Listed records:

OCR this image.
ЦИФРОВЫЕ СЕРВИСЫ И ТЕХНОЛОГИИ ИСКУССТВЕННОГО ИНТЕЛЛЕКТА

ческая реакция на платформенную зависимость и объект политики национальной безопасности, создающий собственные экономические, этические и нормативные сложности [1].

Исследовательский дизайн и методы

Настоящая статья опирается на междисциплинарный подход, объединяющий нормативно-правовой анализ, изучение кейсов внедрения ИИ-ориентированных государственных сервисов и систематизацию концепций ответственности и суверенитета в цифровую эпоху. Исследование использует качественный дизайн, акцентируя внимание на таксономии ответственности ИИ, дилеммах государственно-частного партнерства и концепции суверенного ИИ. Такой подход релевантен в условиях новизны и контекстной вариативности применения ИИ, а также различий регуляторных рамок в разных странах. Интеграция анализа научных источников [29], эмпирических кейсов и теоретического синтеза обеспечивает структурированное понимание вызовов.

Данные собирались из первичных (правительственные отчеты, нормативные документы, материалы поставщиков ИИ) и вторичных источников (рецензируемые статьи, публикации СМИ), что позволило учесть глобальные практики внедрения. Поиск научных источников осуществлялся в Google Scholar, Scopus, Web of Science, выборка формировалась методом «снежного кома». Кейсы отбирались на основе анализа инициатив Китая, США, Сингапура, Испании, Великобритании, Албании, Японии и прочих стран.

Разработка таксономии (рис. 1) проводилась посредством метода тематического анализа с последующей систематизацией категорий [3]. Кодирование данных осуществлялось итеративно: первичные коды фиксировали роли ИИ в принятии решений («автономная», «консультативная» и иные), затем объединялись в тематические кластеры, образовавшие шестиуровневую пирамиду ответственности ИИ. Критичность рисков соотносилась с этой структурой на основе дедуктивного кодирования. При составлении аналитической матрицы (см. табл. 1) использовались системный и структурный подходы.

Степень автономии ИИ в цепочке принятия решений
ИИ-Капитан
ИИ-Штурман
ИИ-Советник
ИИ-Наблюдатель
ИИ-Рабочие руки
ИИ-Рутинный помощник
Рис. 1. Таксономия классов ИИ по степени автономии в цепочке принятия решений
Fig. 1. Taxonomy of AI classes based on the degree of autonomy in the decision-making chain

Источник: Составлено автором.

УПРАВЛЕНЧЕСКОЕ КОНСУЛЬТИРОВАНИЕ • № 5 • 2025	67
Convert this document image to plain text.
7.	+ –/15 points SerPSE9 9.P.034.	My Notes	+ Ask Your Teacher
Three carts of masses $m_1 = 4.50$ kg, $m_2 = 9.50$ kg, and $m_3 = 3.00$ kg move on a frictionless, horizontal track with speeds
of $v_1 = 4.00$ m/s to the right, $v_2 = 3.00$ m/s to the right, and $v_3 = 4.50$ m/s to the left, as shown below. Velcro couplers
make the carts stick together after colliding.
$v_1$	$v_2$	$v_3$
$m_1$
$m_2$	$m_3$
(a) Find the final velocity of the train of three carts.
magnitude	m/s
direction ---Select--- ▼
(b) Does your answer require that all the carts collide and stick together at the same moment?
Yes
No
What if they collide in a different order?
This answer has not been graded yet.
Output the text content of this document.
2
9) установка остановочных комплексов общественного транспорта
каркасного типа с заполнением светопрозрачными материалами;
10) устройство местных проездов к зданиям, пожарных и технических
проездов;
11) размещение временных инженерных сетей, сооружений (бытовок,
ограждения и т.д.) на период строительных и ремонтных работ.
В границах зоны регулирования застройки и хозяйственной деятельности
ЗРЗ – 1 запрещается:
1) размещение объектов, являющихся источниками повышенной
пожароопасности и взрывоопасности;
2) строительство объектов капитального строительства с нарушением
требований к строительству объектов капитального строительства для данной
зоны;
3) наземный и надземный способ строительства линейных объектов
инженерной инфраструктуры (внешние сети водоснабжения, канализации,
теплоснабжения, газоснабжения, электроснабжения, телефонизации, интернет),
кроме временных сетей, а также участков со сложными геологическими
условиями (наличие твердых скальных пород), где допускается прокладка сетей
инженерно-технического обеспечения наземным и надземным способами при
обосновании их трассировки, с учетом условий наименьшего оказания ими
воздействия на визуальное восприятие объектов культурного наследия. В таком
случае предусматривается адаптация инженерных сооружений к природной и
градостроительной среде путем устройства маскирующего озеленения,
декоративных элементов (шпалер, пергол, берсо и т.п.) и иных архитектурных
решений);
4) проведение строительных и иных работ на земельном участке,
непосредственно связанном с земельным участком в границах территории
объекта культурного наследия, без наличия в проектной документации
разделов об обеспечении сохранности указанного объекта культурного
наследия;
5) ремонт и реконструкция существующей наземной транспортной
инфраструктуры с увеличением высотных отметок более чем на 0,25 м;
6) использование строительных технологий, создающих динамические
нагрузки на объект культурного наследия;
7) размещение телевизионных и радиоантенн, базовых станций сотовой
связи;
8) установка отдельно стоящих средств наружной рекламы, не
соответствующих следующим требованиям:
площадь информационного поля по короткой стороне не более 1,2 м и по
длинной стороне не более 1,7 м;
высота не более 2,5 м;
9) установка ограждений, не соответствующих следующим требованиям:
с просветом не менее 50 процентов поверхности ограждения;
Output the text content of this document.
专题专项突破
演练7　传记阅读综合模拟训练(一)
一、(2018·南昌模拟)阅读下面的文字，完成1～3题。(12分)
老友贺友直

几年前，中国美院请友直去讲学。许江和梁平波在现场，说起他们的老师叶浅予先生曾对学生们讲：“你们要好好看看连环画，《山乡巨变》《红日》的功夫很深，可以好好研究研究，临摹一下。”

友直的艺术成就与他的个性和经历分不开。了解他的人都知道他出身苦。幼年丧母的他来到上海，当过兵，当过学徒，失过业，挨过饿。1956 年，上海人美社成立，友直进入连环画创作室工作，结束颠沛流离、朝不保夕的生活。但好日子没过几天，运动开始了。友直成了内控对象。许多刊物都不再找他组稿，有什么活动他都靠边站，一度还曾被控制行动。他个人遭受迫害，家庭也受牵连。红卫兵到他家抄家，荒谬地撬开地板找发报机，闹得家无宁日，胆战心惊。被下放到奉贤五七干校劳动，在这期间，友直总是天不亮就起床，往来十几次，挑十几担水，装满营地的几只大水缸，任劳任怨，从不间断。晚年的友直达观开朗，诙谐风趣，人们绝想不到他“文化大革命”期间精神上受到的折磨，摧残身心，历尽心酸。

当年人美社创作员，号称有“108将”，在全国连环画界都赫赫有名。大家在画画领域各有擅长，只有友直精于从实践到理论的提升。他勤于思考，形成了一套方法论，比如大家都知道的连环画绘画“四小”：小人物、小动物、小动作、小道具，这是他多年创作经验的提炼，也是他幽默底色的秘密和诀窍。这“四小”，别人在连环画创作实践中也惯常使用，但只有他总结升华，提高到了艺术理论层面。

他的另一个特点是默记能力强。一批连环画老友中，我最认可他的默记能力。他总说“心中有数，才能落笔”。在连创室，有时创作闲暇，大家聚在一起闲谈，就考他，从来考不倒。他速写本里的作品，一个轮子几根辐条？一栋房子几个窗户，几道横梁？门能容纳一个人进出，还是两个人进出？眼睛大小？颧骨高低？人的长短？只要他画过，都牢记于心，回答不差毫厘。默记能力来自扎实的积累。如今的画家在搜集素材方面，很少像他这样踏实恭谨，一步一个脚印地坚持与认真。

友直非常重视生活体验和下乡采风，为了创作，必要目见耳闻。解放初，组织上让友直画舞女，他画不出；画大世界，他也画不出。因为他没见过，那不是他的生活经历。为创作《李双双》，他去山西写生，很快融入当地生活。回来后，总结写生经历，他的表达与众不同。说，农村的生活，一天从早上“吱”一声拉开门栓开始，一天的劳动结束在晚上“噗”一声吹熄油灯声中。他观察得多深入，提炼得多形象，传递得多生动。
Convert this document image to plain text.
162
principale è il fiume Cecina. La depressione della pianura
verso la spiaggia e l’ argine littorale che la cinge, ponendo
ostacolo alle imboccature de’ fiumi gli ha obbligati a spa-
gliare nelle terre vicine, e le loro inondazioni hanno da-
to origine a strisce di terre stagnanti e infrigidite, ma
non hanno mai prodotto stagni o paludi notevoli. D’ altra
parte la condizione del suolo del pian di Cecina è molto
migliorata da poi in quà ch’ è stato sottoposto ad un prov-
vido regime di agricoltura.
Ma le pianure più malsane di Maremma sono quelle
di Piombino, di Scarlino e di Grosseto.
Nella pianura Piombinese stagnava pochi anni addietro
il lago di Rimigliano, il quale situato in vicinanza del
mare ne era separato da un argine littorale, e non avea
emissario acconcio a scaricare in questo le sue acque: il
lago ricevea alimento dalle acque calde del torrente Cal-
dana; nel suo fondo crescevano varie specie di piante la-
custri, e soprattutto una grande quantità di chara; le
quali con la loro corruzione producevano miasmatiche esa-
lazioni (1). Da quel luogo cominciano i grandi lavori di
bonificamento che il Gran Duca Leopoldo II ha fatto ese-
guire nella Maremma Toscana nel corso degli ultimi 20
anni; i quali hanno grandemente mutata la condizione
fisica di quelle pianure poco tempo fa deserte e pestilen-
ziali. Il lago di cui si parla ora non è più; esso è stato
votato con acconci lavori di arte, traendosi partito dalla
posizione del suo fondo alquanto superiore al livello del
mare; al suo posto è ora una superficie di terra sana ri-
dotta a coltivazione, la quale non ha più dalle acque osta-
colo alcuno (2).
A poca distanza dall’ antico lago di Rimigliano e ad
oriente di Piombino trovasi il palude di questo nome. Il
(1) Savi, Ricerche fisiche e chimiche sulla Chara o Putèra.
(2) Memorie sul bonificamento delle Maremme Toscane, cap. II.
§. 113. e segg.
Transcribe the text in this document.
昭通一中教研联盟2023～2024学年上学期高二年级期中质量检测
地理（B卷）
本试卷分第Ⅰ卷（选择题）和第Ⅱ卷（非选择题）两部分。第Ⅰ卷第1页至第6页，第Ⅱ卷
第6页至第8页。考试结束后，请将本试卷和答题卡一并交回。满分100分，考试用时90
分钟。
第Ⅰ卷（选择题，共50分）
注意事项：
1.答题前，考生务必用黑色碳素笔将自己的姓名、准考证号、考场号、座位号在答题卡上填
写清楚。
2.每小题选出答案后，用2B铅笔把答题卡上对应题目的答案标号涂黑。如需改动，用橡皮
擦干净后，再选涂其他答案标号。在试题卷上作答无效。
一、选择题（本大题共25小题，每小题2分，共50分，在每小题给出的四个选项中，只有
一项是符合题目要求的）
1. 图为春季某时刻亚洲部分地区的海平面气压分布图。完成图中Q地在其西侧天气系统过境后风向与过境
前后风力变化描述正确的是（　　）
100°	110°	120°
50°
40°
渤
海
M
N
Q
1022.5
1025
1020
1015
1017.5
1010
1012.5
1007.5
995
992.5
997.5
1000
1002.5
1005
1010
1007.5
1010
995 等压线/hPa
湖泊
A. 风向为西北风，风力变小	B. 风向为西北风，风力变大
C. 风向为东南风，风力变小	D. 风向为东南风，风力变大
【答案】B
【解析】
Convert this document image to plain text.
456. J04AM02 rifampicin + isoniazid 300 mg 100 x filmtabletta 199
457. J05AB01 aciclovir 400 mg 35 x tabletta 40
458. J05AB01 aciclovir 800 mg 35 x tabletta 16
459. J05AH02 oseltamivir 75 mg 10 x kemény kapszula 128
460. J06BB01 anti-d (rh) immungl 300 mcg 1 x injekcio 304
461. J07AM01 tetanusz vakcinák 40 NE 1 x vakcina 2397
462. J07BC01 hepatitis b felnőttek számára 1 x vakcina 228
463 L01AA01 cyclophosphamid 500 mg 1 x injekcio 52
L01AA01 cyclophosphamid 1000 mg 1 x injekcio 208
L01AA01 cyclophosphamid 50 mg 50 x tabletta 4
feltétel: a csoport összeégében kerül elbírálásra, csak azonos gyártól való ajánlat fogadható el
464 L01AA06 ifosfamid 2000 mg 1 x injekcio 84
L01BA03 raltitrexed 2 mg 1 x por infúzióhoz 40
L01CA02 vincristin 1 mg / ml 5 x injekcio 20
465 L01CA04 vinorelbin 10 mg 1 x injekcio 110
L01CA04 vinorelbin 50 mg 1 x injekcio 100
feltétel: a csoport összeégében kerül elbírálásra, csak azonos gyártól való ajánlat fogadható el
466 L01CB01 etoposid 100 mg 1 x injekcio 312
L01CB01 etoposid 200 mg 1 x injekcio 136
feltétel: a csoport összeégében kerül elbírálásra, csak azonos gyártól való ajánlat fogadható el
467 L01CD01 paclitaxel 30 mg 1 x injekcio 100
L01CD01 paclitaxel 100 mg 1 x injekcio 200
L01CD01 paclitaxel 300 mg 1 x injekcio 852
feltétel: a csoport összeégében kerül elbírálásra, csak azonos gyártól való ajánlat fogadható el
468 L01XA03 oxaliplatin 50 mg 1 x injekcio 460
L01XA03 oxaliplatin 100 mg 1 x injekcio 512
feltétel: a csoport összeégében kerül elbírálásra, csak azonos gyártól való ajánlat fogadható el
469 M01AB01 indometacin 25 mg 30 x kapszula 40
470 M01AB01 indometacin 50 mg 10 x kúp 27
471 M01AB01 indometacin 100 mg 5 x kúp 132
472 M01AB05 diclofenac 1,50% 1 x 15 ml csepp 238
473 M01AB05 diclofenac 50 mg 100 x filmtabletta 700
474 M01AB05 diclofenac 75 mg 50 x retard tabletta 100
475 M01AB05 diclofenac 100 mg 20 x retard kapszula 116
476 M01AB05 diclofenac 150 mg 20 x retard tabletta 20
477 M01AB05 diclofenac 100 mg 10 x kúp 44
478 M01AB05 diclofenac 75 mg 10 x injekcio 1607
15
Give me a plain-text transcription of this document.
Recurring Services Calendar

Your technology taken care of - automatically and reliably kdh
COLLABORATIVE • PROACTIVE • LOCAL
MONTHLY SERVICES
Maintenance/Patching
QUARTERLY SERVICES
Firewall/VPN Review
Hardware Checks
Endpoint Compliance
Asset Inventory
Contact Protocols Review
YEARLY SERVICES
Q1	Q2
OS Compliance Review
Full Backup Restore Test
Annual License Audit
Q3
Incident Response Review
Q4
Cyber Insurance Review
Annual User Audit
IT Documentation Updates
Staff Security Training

Your instructions: Identify all lines where the word "pianura" shows up. Copy them.

Task solution:
principale è il fiume Cecina. La depressione della pianura
Nella pianura Piombinese stagnava pochi anni addietro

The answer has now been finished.